# Entries from a dataset
========================
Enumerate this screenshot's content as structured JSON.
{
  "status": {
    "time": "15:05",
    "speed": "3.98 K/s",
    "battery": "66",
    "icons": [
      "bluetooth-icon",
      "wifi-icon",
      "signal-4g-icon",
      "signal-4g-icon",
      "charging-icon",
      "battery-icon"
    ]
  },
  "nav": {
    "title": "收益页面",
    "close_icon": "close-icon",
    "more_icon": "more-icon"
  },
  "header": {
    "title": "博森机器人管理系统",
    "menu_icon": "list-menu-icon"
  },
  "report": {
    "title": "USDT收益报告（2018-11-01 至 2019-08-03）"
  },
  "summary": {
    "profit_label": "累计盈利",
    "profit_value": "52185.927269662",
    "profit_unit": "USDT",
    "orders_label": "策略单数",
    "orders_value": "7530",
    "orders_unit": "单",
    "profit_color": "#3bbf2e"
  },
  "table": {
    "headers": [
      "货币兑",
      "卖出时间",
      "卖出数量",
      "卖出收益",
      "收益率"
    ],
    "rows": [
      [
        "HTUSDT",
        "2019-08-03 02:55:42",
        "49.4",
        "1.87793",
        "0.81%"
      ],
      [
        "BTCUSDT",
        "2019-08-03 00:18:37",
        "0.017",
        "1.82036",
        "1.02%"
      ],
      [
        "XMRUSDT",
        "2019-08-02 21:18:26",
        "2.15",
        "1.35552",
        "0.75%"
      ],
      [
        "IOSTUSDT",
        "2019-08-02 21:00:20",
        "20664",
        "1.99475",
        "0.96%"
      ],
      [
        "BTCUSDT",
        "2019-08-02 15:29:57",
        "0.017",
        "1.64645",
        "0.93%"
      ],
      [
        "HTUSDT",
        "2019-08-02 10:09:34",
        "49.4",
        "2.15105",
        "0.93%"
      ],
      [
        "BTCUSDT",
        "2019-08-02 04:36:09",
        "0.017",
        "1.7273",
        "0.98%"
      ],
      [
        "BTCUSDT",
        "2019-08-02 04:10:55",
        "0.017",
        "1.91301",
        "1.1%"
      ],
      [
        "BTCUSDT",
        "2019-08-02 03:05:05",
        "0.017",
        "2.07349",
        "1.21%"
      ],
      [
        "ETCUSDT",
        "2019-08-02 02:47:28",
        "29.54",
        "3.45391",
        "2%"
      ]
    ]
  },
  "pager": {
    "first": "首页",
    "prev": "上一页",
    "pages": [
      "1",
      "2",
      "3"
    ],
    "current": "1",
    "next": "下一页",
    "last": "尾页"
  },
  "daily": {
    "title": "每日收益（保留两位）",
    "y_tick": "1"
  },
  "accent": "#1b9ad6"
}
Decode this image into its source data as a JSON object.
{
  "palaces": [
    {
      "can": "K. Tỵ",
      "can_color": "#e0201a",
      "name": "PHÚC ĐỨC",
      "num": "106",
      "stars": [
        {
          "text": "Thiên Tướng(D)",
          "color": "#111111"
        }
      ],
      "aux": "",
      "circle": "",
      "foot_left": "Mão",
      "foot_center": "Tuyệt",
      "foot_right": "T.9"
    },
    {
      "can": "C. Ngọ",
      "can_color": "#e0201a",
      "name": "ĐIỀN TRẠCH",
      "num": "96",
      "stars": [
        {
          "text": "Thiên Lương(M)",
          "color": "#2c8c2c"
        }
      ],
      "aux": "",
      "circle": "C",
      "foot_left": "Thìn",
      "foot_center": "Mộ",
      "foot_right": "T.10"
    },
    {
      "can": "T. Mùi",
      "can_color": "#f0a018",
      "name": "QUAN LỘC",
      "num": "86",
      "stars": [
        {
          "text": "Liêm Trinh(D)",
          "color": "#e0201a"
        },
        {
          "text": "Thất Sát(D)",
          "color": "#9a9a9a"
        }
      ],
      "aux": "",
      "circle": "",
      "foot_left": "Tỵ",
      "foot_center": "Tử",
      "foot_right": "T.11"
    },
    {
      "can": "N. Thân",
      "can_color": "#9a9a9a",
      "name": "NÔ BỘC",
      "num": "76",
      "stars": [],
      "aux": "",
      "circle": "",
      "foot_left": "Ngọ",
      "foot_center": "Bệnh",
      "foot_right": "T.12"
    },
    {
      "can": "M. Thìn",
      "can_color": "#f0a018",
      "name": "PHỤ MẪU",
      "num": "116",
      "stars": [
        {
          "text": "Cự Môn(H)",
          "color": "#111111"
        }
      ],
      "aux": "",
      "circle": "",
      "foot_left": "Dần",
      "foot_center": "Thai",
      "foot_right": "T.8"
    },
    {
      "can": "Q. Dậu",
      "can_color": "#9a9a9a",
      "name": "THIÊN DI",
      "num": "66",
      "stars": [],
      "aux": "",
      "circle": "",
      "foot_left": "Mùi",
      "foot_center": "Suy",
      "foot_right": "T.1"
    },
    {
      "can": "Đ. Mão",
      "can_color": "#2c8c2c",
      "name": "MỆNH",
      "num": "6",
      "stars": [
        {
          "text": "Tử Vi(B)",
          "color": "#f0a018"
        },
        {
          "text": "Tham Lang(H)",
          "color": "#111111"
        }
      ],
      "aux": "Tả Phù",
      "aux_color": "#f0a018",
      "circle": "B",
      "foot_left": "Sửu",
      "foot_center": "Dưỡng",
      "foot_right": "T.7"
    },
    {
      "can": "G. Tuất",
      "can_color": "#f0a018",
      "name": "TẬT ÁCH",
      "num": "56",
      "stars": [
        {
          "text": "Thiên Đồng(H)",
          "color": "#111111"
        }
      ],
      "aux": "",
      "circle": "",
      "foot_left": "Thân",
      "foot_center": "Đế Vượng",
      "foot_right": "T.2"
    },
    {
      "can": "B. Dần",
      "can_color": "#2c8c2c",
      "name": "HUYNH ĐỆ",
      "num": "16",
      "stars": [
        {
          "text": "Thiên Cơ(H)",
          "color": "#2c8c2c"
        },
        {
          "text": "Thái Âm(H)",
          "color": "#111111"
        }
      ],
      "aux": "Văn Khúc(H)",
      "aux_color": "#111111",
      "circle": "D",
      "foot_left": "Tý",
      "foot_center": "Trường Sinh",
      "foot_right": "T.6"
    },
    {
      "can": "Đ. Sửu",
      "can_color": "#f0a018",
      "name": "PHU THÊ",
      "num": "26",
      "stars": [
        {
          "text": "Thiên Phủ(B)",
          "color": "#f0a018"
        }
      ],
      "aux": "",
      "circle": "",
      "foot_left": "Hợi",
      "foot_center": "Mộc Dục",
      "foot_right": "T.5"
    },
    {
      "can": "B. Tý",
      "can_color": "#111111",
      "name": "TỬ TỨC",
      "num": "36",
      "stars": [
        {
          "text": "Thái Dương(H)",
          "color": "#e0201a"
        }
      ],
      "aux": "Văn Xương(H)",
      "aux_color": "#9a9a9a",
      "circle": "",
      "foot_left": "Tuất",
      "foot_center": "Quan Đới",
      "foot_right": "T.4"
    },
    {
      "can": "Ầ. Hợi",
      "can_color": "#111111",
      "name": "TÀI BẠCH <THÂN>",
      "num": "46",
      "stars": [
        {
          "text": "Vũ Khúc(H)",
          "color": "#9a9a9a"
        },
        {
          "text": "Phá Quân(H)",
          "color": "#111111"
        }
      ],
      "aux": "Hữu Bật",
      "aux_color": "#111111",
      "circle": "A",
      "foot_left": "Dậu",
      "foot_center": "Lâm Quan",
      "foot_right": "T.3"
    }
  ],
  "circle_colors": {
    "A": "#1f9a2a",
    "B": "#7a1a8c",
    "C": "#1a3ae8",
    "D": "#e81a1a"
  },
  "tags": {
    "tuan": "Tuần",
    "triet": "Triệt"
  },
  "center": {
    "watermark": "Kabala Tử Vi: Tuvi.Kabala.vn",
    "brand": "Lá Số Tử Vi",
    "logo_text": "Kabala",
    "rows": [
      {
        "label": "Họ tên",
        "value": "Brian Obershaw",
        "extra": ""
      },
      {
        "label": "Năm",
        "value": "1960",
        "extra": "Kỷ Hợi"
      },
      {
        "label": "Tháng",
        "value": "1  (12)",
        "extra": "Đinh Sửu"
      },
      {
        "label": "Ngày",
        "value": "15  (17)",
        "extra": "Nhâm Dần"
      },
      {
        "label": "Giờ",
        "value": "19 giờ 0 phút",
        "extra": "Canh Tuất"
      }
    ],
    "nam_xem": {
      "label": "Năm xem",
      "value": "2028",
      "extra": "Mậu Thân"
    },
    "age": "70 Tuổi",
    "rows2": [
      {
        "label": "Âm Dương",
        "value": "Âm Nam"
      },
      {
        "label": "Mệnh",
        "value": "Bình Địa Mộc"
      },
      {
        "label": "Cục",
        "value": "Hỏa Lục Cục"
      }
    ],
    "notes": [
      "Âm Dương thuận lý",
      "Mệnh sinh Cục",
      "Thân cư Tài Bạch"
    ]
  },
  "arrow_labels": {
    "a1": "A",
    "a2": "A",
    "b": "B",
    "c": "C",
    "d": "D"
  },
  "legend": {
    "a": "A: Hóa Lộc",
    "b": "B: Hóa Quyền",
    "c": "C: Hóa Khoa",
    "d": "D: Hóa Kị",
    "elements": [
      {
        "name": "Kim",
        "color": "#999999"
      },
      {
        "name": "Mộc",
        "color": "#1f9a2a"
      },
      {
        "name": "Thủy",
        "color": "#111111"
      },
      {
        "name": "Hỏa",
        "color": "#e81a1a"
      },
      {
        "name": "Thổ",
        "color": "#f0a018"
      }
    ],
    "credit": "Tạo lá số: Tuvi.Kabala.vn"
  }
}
========================
# Task statement
Identify the lines of the data that contain the word "JSON". Copy each of them.

# Answer to the exercise
Enumerate this screenshot's content as structured JSON.
Decode this image into its source data as a JSON object.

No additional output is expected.